» Direction
Omit all pictures, then retype the data exactly as given.

[Figure contents as structured data]
···

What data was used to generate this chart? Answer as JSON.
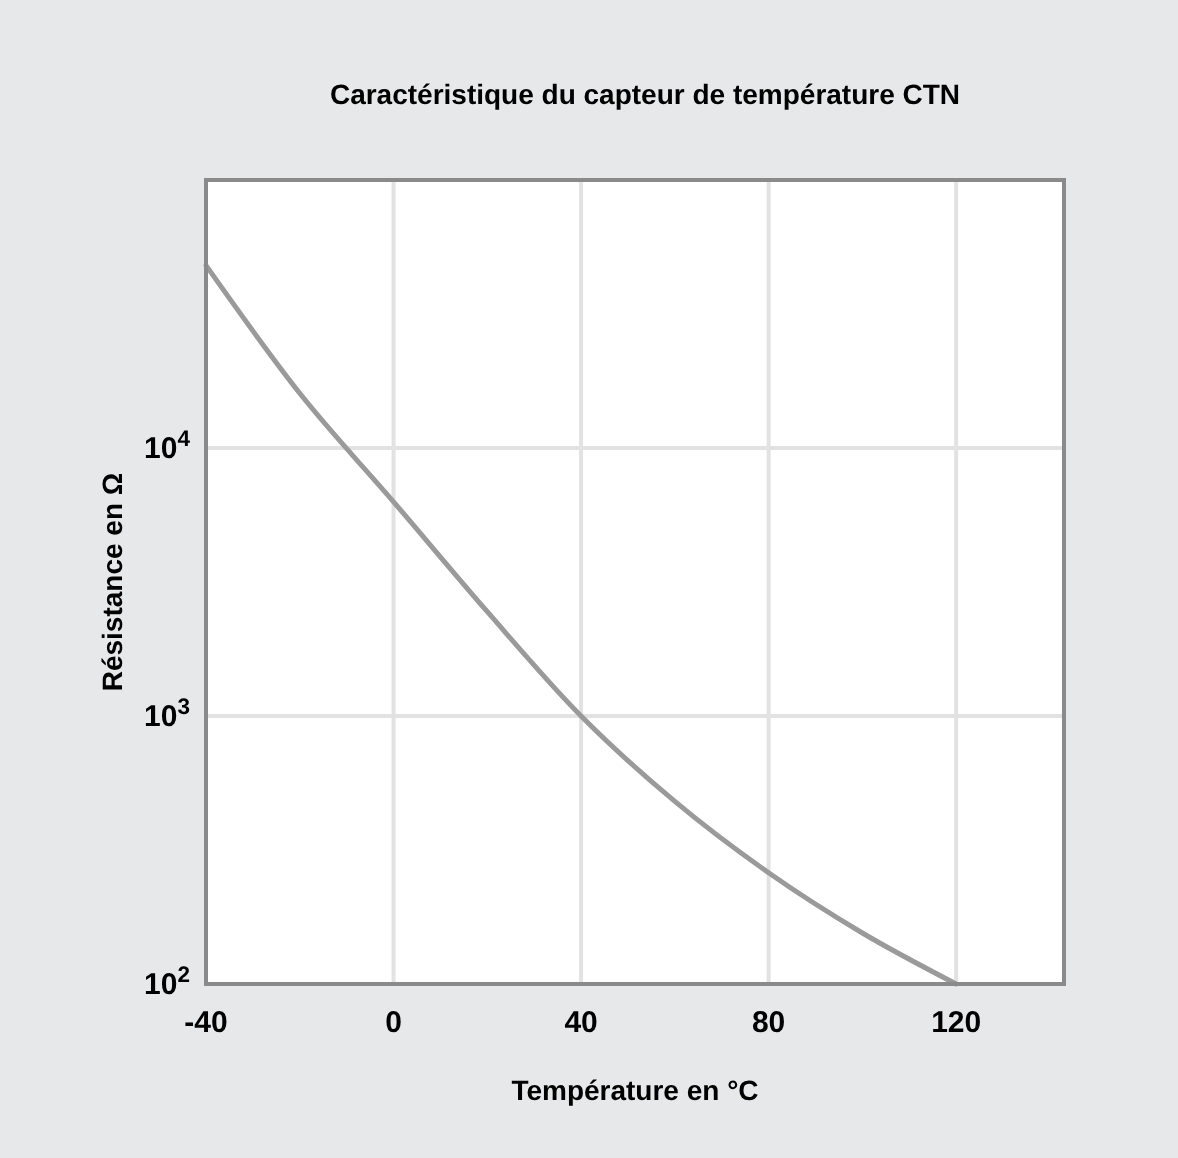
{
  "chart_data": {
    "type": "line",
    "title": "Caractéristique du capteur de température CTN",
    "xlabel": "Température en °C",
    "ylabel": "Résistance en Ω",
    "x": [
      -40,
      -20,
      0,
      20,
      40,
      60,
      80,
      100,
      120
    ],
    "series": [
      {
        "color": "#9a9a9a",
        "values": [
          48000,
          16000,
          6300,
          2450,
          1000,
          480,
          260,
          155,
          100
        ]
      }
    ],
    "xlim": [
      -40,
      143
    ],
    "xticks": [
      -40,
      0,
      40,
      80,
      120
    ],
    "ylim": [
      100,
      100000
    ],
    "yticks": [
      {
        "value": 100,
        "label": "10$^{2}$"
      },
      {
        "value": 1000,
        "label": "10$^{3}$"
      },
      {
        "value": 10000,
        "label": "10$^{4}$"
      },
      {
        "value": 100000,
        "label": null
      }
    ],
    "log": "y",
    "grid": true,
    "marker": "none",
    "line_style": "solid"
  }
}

···

» Written response
What data was used to generate this chart? Answer as JSON.
{
  "chart_data": {
    "type": "line",
    "title": "Caractéristique du capteur de température CTN",
    "xlabel": "Température en °C",
    "ylabel": "Résistance en Ω",
    "x": [
      -40,
      -20,
      0,
      20,
      40,
      60,
      80,
      100,
      120
    ],
    "series": [
      {
        "color": "#9a9a9a",
        "values": [
          48000,
          16000,
          6300,
          2450,
          1000,
          480,
          260,
          155,
          100
        ]
      }
    ],
    "xlim": [
      -40,
      143
    ],
    "xticks": [
      -40,
      0,
      40,
      80,
      120
    ],
    "ylim": [
      100,
      100000
    ],
    "yticks": [
      {
        "value": 100,
        "label": "10$^{2}$"
      },
      {
        "value": 1000,
        "label": "10$^{3}$"
      },
      {
        "value": 10000,
        "label": "10$^{4}$"
      },
      {
        "value": 100000,
        "label": null
      }
    ],
    "log": "y",
    "grid": true,
    "marker": "none",
    "line_style": "solid"
  }
}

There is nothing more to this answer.